EXERCISE DATA —
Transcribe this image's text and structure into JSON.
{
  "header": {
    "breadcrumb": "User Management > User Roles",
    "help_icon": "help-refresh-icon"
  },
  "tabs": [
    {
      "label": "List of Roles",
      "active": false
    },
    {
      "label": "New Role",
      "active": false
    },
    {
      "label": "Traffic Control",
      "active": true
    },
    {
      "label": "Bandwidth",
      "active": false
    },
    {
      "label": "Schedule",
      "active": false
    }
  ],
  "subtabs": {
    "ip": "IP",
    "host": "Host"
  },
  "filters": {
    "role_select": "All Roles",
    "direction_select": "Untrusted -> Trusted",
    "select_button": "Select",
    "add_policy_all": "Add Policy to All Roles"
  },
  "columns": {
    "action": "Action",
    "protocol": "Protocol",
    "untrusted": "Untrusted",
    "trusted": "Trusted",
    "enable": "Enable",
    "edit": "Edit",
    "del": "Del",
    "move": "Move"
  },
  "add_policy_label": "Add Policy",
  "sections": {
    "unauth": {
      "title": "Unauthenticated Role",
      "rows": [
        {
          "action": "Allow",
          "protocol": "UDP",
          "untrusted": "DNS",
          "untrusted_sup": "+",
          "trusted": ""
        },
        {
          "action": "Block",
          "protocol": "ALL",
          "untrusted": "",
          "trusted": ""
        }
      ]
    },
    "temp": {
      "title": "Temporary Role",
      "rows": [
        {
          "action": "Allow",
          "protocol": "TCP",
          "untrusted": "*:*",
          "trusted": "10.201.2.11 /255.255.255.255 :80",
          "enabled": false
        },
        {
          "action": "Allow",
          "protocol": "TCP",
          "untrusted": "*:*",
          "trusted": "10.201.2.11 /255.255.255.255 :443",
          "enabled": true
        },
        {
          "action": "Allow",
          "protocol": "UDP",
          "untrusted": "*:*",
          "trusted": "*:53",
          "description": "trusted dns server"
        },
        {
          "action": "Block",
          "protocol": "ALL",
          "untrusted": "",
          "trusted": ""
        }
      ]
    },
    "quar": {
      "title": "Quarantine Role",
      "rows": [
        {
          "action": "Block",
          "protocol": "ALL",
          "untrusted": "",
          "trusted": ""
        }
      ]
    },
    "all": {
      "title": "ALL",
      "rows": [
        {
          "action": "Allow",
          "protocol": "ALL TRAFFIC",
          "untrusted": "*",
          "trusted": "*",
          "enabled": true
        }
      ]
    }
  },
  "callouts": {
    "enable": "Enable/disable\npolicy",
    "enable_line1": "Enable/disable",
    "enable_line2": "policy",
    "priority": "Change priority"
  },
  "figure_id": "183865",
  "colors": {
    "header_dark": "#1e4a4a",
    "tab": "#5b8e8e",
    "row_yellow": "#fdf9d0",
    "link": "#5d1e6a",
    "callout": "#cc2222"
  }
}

WHAT IS NEEDED —
Above are lines of data; state how many of them contain the word "title", with no other output.

FINAL RESULT —
4